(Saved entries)
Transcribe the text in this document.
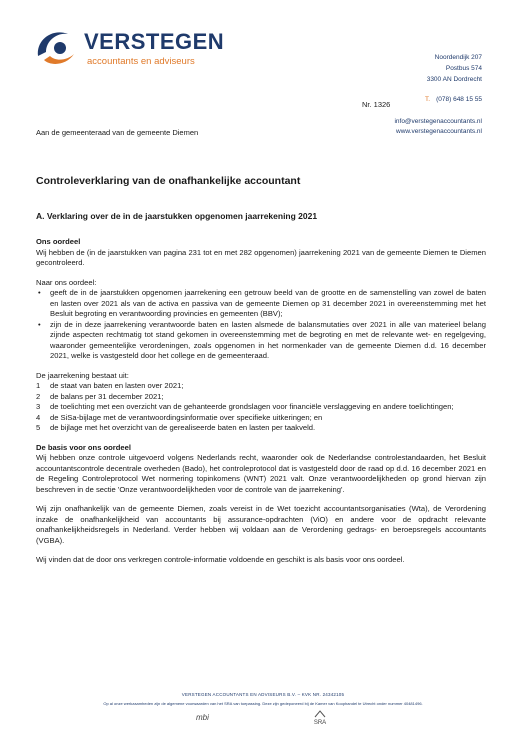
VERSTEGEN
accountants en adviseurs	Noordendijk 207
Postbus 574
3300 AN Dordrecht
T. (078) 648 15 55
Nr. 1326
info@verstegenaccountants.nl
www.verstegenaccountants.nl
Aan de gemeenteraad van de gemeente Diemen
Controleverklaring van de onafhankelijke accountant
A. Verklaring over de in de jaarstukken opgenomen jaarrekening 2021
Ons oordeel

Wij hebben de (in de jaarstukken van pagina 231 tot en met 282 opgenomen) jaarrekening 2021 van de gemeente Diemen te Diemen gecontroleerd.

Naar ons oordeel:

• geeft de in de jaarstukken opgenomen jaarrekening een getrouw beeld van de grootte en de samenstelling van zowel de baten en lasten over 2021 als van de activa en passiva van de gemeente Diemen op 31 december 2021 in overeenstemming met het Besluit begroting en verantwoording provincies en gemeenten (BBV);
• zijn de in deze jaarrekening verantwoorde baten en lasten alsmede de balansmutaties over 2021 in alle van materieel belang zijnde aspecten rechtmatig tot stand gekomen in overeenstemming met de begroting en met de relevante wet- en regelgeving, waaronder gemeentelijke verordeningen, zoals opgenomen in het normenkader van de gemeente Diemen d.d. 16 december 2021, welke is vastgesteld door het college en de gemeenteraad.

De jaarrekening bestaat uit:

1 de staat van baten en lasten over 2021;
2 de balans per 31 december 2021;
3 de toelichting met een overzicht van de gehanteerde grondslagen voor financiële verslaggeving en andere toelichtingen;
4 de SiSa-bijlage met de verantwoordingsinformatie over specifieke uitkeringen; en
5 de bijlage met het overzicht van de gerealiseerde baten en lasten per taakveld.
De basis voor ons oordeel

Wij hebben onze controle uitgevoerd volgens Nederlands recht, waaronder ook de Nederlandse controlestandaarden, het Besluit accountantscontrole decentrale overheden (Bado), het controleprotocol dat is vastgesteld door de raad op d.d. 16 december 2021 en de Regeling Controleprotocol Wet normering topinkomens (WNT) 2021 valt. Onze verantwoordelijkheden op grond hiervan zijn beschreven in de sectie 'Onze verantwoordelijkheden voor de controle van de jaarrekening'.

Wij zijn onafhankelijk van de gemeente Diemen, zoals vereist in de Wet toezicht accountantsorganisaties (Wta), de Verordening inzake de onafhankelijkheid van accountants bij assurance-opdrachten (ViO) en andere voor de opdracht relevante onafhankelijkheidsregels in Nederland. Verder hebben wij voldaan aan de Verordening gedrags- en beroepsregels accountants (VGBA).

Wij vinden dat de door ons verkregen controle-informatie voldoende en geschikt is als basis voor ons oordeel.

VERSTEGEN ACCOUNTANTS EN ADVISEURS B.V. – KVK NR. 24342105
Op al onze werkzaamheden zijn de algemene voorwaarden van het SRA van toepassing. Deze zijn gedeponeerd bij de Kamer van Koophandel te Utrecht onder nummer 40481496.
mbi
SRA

- **Work item**
For each line above that contains the word "basis", give the line as it is written.

- **Exercise solution**
De basis voor ons oordeel
Wij vinden dat de door ons verkregen controle-informatie voldoende en geschikt is als basis voor ons oordeel.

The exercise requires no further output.